* [Instructions to follow] Looking through the listing, how many of its lines hold the word "which"? Answer with only the number.

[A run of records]
——

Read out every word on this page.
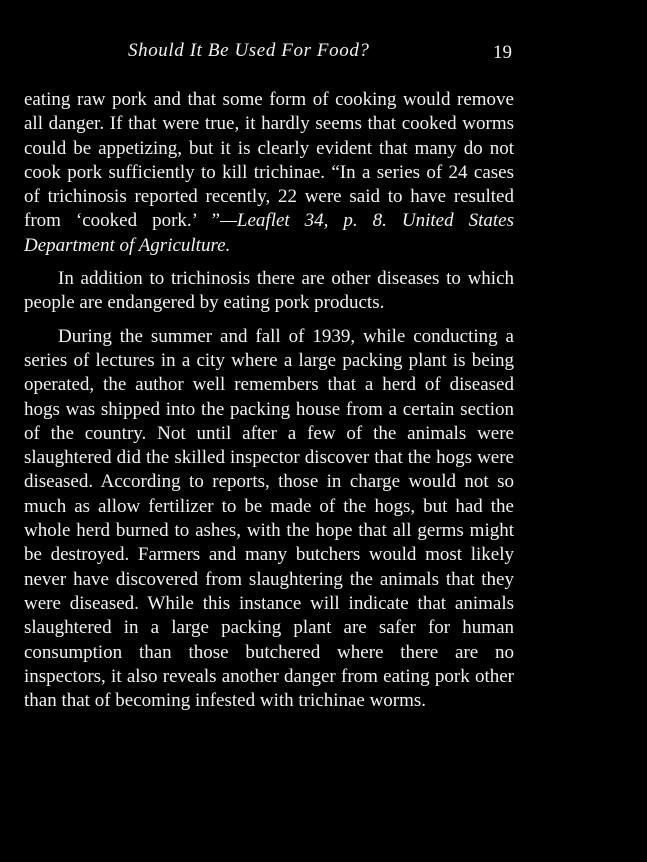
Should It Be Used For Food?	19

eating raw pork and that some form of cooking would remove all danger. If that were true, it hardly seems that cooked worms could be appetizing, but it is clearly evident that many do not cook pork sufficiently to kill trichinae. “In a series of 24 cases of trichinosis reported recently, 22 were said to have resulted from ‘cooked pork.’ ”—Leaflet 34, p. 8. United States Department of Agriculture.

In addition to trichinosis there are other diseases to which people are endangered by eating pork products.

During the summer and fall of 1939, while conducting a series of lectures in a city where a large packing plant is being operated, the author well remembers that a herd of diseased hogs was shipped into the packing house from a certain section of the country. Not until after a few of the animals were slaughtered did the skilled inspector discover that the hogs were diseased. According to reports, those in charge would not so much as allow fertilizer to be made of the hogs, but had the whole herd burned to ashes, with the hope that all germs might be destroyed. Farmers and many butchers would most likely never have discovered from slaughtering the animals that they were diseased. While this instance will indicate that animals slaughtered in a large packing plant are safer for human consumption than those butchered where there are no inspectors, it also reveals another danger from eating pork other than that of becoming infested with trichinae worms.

——

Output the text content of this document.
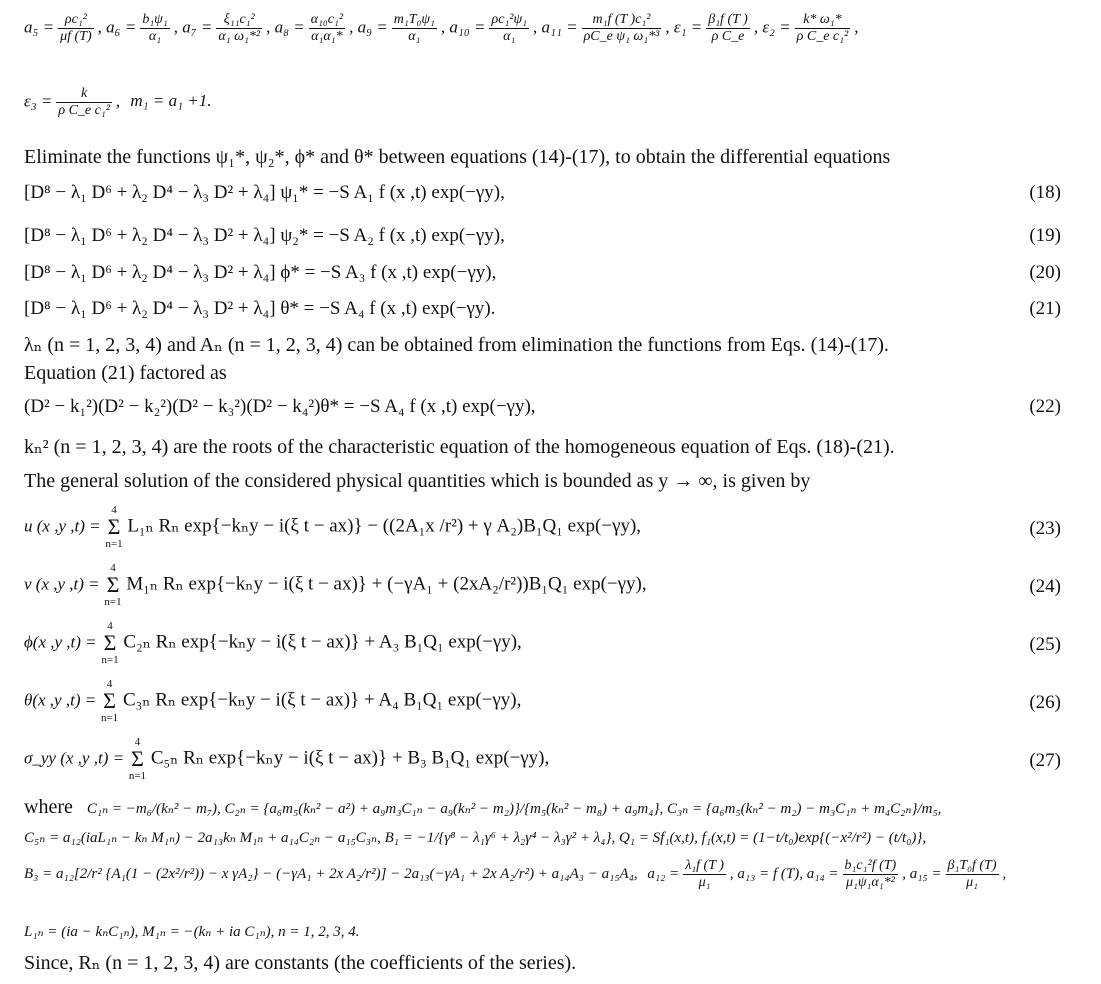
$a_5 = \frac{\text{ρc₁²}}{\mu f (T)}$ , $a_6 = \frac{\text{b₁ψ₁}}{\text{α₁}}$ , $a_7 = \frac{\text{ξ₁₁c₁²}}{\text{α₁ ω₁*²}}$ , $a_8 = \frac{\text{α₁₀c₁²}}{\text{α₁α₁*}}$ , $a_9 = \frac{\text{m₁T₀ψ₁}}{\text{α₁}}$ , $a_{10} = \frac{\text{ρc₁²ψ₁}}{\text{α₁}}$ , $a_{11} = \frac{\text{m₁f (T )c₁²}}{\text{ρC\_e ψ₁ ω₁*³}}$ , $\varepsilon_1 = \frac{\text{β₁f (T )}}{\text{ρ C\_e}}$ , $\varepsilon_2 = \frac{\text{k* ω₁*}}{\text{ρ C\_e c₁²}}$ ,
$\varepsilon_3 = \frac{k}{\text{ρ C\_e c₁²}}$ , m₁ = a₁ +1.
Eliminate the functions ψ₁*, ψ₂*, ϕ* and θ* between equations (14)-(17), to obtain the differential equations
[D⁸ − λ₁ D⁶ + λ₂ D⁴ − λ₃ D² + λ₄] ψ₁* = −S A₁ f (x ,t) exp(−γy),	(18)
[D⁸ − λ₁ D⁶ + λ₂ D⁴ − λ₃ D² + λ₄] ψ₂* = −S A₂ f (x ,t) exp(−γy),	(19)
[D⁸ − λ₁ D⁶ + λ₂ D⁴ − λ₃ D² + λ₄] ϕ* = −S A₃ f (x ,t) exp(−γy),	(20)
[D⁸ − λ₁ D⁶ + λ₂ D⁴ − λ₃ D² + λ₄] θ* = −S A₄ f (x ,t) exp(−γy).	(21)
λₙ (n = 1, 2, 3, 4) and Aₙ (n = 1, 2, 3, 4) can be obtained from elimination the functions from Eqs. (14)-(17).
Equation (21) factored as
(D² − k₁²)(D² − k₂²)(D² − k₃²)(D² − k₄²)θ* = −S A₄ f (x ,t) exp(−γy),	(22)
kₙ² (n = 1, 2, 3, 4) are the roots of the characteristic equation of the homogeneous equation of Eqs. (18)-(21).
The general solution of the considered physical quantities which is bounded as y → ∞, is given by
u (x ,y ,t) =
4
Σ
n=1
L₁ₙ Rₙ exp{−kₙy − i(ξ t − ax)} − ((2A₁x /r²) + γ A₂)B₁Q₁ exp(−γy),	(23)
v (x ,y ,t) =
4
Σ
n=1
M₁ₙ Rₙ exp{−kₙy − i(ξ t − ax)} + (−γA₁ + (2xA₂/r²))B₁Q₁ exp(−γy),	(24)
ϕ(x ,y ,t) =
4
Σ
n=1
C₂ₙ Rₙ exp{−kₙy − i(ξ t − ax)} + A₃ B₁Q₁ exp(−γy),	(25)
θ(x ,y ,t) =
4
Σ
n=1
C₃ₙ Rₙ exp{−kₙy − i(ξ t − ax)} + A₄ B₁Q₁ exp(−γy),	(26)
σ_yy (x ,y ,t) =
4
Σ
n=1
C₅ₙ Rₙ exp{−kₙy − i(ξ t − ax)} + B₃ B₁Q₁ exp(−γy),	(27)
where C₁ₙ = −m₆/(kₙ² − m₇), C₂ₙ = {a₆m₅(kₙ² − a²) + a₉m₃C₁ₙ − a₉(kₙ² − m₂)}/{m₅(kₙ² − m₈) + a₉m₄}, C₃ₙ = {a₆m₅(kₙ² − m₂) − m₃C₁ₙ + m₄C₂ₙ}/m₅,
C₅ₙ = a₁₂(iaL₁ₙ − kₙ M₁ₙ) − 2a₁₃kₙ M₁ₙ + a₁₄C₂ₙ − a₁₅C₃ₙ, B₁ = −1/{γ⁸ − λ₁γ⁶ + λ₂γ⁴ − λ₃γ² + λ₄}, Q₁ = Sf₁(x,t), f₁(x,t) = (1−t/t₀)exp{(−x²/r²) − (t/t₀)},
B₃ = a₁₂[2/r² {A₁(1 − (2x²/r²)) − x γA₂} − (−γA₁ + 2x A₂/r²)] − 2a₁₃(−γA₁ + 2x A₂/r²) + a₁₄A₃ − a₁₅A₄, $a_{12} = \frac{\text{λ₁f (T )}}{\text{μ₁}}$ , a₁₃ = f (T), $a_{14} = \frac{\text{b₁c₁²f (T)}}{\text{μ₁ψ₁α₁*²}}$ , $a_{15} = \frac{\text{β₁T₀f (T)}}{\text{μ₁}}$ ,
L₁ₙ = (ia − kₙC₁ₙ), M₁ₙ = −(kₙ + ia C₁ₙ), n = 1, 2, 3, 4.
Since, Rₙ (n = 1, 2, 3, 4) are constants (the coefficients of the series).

——

* [Task output] 2